## Problem description
Note each line where "Lodh" appears, and copy it.

## Entries shown
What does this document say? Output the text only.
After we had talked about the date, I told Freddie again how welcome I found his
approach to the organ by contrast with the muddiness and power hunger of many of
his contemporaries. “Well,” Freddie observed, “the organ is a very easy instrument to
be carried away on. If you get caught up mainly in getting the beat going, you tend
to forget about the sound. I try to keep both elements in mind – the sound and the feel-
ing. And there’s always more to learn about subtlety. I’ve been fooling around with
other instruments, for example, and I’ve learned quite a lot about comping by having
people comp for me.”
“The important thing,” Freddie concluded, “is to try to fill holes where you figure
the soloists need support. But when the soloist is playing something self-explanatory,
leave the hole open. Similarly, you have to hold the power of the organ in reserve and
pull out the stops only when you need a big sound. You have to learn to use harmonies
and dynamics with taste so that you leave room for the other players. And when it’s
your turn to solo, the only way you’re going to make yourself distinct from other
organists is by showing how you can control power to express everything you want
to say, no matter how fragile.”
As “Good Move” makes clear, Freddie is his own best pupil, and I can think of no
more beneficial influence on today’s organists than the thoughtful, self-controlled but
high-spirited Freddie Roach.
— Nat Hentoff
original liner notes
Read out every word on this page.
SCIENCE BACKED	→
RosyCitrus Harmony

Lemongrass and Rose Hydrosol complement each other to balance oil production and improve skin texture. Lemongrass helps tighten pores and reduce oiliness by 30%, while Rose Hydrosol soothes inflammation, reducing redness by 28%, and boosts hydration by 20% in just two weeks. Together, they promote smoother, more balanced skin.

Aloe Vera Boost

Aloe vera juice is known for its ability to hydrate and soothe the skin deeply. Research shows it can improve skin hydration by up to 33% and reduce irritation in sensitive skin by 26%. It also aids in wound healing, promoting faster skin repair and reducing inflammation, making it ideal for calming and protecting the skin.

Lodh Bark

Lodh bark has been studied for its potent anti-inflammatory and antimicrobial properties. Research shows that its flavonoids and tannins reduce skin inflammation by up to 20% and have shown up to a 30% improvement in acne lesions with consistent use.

* * *

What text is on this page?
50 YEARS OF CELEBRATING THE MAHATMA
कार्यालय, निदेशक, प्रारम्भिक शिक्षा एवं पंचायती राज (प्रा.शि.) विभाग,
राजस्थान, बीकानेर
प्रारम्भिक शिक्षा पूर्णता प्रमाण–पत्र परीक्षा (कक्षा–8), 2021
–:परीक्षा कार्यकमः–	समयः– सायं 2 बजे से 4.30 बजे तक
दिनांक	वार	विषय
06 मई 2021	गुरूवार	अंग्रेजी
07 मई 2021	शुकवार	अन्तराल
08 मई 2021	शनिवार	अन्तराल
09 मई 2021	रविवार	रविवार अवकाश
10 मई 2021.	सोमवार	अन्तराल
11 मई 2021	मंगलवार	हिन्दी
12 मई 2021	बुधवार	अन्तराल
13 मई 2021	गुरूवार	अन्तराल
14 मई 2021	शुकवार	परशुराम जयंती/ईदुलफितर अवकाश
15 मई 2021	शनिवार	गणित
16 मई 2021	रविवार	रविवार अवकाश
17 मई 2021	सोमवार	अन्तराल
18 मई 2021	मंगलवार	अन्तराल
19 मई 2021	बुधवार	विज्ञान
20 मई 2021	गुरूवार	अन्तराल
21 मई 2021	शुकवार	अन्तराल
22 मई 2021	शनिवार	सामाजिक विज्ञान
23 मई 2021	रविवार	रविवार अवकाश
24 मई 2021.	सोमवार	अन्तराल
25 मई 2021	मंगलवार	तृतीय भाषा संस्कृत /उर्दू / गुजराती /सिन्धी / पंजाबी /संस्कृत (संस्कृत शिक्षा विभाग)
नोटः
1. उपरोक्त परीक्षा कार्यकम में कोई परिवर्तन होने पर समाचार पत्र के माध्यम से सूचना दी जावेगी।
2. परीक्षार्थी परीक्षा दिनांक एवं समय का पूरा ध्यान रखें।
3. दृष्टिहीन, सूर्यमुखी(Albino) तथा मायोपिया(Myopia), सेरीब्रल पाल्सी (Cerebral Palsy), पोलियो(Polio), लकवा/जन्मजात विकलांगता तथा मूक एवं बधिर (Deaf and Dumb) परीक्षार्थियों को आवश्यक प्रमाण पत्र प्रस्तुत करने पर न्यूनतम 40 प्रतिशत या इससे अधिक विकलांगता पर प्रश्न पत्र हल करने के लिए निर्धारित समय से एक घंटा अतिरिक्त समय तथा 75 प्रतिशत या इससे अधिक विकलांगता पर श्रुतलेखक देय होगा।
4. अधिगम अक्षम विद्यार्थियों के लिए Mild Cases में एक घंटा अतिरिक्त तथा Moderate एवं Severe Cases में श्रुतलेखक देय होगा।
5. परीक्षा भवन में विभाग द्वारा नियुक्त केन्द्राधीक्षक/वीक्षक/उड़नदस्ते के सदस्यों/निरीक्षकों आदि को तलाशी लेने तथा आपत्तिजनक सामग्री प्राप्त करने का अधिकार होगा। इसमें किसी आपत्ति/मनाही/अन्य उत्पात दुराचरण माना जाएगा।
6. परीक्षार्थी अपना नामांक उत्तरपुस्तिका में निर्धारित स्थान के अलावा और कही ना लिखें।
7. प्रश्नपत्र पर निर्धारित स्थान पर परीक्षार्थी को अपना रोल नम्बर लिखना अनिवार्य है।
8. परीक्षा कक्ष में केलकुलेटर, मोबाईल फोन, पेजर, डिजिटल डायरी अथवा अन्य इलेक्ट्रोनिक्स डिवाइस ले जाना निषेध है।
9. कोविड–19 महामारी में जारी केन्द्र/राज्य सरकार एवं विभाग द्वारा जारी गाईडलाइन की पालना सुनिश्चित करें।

==

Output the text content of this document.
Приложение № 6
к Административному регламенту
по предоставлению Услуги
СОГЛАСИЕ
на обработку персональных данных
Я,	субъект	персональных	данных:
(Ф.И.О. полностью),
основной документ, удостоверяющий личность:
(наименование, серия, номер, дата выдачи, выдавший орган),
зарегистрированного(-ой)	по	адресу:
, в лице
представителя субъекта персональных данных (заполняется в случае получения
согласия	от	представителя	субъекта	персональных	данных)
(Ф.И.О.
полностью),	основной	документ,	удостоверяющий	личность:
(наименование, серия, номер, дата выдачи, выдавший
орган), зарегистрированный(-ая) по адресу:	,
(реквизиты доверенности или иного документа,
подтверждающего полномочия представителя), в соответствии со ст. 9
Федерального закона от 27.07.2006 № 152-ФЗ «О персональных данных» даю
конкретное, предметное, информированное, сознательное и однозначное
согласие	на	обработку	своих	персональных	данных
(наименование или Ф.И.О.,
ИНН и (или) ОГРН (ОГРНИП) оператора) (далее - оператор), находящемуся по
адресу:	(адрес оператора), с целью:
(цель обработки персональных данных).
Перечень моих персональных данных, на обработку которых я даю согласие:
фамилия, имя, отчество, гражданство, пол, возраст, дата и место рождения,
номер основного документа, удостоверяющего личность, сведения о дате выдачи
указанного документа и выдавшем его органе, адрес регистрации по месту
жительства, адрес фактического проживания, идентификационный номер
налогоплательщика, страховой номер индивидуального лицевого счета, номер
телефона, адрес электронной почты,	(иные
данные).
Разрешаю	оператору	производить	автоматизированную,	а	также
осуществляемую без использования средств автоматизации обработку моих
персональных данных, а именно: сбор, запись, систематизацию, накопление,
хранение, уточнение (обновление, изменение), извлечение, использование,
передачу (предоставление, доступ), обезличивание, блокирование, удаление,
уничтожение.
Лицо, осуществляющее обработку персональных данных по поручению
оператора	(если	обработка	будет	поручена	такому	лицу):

## Task response
Lodh Bark
Lodh bark has been studied for its potent anti-inflammatory and antimicrobial properties. Research shows that its flavonoids and tannins reduce skin inflammation by up to 20% and have shown up to a 30% improvement in acne lesions with consistent use.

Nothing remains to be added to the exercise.